┌──
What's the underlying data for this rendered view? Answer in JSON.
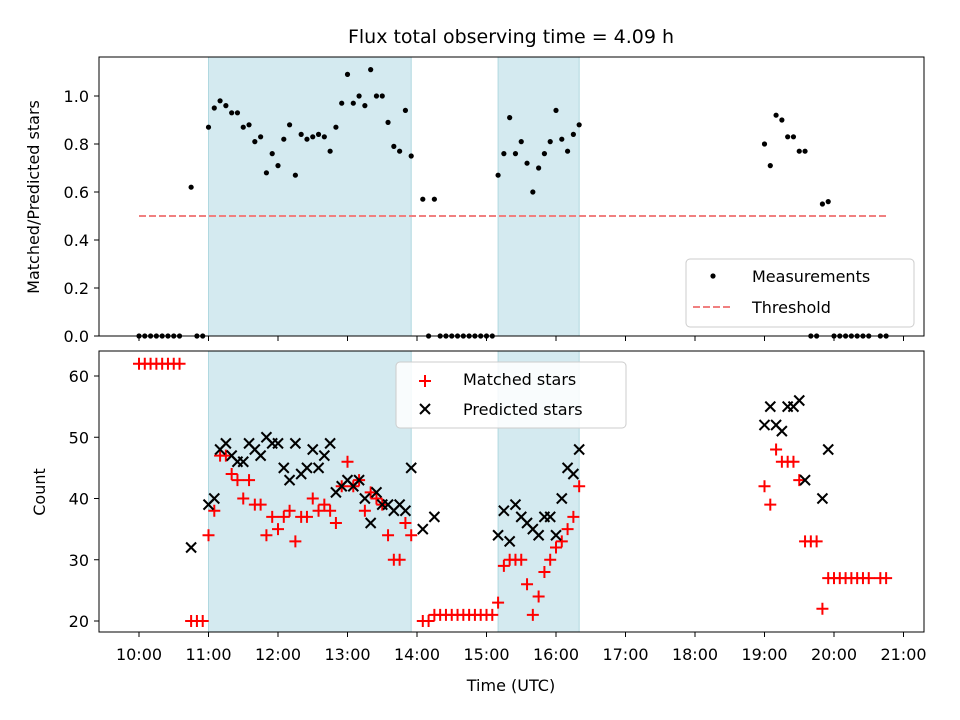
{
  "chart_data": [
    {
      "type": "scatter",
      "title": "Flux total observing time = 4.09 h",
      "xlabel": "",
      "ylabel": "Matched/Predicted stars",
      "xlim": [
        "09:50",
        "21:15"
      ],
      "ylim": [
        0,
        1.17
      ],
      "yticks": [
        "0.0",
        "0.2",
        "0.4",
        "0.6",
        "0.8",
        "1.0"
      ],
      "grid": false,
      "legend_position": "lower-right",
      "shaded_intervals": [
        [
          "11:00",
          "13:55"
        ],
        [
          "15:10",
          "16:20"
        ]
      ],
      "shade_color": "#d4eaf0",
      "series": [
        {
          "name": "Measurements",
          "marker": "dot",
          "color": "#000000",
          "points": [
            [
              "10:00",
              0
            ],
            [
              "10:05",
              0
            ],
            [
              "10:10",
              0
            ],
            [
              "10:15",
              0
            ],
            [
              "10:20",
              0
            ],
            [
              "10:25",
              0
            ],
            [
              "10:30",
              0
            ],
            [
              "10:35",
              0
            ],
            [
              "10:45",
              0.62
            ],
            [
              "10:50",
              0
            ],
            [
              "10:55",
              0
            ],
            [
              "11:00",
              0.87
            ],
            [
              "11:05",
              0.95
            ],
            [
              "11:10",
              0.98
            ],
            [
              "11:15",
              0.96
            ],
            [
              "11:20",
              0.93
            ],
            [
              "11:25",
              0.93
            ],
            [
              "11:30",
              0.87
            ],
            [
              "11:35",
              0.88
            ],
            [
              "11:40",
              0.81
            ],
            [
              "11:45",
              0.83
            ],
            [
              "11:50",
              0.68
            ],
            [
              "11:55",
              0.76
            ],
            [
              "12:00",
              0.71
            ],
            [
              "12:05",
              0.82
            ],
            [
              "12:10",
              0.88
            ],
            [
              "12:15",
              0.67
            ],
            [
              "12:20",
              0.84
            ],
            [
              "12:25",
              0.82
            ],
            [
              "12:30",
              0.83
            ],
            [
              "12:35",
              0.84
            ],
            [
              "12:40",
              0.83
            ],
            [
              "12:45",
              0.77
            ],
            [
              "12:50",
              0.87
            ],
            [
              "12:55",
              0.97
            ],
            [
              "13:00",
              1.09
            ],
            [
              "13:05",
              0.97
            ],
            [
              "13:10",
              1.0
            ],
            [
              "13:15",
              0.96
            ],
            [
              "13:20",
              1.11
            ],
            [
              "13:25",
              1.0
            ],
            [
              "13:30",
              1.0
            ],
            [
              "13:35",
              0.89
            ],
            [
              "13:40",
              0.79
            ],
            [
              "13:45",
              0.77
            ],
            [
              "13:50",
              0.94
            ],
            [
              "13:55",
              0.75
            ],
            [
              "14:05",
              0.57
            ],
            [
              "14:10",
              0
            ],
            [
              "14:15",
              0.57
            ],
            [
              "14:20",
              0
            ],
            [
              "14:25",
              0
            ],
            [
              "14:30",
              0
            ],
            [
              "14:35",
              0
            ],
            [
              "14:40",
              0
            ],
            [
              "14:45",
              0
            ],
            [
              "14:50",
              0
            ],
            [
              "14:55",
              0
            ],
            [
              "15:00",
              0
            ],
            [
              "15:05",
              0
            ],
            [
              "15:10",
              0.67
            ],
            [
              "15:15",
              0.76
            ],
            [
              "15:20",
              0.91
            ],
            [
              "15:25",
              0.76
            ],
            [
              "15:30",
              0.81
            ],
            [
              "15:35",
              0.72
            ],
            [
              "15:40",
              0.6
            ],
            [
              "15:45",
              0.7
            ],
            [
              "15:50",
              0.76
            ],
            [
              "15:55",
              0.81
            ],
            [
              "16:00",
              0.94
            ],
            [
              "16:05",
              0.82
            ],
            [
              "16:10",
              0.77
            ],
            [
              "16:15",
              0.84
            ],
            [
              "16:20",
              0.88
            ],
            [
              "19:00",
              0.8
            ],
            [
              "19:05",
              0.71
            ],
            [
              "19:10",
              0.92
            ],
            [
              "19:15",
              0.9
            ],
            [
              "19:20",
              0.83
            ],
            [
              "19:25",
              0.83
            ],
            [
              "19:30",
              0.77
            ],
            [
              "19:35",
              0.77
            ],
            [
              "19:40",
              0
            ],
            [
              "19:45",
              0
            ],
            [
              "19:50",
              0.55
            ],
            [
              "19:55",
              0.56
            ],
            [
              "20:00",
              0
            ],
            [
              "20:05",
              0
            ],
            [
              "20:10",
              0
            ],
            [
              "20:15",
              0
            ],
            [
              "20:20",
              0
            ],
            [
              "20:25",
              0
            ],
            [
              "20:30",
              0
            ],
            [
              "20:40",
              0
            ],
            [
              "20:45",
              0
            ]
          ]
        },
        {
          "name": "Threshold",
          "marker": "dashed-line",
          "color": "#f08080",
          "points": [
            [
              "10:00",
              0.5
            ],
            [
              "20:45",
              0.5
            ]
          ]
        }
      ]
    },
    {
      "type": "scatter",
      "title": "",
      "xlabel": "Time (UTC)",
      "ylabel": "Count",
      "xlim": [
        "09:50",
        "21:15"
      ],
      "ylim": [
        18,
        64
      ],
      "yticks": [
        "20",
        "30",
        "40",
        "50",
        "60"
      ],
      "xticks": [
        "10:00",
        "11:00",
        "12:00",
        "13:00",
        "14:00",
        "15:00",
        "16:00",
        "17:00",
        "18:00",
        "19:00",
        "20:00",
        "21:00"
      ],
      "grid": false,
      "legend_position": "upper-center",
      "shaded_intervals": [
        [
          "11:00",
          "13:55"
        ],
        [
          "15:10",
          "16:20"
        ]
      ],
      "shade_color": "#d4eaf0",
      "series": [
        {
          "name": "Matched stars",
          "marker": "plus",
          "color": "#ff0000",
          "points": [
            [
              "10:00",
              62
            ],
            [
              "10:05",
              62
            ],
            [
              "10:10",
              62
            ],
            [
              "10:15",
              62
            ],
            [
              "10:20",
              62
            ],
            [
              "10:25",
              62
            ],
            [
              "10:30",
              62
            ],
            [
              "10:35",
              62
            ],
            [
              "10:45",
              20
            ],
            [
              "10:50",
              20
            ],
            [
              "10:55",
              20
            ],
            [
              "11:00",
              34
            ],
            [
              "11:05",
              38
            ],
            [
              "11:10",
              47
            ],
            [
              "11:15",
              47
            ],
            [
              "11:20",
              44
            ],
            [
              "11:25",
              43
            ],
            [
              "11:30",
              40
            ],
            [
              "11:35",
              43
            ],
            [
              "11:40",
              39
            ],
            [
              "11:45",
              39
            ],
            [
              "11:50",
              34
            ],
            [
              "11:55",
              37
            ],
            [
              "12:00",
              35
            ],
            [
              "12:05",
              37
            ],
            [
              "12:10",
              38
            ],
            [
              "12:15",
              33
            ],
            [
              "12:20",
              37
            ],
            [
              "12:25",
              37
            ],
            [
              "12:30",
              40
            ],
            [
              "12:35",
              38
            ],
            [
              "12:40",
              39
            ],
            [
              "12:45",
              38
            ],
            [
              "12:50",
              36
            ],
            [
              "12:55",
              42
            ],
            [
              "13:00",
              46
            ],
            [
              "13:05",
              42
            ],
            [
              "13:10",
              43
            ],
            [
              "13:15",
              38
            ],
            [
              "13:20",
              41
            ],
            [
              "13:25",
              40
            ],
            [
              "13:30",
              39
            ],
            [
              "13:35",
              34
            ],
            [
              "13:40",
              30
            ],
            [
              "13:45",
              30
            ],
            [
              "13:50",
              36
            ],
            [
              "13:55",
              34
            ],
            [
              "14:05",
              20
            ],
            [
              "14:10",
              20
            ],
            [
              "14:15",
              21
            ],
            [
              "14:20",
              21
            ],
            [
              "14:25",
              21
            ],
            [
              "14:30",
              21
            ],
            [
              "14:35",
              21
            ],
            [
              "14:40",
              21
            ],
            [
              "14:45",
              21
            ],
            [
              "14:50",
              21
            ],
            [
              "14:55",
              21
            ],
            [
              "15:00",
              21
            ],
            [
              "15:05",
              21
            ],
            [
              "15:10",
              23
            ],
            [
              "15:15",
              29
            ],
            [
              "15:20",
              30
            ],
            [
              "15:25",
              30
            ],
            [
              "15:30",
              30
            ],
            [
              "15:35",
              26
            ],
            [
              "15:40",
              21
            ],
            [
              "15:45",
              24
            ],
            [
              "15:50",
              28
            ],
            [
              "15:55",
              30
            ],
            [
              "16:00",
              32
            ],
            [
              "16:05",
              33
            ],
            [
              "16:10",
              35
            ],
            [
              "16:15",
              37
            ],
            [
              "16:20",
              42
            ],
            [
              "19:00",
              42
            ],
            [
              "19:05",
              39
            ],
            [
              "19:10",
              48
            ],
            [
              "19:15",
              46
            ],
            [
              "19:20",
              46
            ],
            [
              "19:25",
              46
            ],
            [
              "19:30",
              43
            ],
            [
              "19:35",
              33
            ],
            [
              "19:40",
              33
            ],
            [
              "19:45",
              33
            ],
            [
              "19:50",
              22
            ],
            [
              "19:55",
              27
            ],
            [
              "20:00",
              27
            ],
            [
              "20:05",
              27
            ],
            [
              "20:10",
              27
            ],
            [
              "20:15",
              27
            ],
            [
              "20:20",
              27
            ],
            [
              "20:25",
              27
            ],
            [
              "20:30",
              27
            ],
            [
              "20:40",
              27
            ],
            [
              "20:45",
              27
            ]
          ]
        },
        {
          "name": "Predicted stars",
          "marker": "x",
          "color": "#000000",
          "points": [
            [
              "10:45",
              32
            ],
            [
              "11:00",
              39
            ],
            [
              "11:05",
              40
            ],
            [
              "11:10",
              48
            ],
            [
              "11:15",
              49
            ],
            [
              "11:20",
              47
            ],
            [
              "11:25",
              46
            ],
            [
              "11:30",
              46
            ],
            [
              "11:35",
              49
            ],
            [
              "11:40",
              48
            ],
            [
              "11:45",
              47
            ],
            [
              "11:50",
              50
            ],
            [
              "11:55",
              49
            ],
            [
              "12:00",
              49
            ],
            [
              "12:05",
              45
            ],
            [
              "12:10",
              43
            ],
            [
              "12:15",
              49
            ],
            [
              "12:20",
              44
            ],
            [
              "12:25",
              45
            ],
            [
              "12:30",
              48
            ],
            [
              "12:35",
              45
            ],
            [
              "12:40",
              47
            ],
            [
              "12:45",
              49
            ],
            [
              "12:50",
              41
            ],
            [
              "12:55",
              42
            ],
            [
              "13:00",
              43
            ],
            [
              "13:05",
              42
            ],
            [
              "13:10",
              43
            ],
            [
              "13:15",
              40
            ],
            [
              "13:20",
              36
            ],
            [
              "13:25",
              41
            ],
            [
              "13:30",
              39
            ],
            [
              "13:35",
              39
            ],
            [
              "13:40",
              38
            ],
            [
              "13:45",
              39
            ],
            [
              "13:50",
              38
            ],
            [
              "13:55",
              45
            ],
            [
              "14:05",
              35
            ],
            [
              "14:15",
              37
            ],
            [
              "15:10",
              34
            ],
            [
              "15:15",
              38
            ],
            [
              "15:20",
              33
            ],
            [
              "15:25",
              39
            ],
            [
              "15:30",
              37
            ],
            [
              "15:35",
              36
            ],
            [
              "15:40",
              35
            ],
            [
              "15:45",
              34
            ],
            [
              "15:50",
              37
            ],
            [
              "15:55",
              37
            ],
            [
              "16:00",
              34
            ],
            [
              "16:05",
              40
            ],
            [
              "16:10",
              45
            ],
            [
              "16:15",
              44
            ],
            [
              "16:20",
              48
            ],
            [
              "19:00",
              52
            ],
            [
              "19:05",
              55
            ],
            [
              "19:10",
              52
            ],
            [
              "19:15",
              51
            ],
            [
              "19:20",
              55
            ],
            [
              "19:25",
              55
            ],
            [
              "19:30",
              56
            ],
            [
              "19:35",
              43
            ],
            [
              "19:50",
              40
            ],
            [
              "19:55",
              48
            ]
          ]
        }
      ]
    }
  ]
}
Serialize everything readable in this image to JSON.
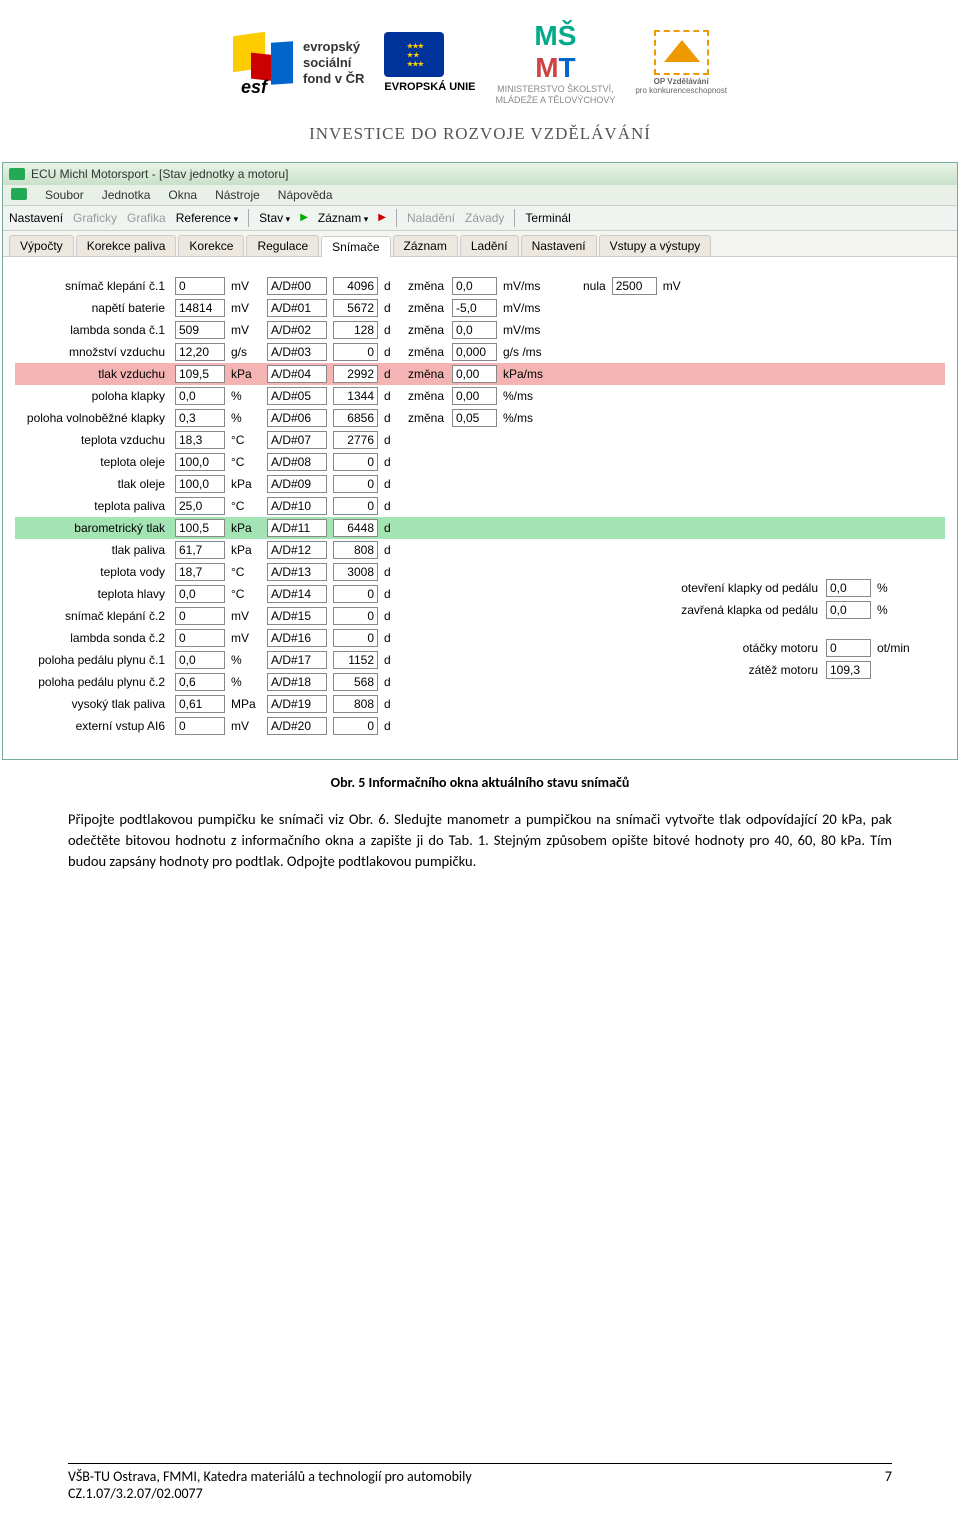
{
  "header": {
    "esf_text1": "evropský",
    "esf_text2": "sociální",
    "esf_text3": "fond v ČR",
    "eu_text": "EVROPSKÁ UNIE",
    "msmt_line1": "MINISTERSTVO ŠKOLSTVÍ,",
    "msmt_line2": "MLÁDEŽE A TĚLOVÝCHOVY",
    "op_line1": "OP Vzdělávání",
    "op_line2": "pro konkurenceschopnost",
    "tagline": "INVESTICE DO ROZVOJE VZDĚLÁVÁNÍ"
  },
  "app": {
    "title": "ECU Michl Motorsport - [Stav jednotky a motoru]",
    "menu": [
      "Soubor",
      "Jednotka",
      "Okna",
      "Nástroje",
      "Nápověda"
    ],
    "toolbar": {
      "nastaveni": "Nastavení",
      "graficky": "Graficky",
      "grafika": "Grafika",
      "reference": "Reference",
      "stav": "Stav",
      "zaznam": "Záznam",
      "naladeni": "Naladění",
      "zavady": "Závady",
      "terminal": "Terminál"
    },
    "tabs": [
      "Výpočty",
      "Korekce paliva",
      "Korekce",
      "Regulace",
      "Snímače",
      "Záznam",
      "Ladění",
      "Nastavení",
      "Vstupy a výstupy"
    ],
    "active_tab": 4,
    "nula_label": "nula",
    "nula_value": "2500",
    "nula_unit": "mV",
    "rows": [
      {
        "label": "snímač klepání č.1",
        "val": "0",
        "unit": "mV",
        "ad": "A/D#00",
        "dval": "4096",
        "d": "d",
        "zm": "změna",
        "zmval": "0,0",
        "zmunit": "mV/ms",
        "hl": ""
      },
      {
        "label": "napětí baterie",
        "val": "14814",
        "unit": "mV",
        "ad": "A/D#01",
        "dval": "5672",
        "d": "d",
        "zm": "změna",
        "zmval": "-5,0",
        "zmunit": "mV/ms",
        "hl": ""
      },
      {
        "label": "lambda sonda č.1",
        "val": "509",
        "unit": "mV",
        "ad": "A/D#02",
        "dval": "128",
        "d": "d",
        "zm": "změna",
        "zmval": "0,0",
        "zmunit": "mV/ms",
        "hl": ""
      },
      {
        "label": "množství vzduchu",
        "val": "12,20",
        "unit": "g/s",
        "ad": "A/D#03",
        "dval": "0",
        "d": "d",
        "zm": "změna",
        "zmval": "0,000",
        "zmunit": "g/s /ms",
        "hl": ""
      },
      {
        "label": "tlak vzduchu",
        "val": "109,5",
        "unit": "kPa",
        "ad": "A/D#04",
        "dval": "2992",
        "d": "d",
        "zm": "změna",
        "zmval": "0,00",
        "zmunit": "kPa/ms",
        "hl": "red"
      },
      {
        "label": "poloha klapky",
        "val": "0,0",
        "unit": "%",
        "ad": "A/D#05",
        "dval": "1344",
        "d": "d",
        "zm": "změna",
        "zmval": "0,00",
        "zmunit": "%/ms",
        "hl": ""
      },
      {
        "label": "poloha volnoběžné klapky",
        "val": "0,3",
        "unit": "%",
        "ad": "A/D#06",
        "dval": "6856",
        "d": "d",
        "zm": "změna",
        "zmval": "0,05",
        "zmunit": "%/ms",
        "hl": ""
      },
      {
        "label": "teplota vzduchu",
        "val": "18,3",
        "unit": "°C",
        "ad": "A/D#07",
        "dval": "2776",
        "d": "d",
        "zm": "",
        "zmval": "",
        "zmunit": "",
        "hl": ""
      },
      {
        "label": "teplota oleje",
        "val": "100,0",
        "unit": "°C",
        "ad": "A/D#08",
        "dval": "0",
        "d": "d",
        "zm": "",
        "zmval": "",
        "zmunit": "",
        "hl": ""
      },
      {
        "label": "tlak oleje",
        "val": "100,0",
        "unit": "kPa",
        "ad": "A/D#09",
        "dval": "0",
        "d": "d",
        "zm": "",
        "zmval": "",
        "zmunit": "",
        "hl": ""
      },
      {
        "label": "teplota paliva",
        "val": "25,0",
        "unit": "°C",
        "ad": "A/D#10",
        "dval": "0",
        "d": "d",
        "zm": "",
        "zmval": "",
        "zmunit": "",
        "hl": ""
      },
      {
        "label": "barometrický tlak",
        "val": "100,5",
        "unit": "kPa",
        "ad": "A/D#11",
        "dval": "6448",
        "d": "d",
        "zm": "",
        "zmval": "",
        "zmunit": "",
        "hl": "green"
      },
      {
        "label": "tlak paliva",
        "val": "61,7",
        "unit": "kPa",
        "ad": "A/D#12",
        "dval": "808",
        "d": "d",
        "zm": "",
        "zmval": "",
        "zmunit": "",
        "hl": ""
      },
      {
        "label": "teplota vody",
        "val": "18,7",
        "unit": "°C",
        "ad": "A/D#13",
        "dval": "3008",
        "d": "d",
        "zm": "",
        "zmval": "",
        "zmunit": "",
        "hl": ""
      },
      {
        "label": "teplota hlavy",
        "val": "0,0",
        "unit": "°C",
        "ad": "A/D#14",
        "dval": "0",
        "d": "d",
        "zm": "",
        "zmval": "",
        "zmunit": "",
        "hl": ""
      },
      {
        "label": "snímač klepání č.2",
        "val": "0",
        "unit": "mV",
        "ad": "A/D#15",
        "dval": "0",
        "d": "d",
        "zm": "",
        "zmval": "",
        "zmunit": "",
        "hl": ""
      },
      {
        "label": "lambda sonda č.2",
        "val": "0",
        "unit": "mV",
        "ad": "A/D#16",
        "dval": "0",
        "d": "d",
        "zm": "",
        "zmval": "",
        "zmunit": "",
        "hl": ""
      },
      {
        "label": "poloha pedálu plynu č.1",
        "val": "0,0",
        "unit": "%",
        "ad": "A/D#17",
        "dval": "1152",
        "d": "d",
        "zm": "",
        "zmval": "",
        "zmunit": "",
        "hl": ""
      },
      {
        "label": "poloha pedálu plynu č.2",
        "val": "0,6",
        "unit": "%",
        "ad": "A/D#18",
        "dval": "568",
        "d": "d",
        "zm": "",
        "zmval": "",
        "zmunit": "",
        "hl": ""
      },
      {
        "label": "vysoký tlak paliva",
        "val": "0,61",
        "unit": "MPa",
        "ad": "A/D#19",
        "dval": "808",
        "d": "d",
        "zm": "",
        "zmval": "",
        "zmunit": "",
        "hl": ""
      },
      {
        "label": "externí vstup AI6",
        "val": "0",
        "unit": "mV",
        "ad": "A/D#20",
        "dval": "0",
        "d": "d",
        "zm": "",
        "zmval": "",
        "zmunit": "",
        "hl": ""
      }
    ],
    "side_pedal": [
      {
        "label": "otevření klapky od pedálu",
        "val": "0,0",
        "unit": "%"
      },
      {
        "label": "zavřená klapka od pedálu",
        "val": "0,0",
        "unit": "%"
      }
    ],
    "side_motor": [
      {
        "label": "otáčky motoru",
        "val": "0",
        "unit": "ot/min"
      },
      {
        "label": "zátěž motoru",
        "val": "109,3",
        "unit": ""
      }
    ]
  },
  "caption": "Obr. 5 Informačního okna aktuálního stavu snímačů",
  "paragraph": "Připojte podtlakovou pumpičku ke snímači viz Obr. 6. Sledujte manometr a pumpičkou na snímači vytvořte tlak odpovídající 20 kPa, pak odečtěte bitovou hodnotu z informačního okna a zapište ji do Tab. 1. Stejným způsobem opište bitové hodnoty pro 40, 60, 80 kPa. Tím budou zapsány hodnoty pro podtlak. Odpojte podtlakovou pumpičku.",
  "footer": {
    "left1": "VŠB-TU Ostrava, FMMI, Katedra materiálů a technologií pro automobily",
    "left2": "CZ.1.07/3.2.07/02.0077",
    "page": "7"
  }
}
└──
▶ _THE PROBLEM_
Search the records for the word "name" and copy every line where it occurs.

▶ _TASK ANSWER_
          "name": "Measurements",
          "name": "Threshold",
          "name": "Matched stars",
          "name": "Predicted stars",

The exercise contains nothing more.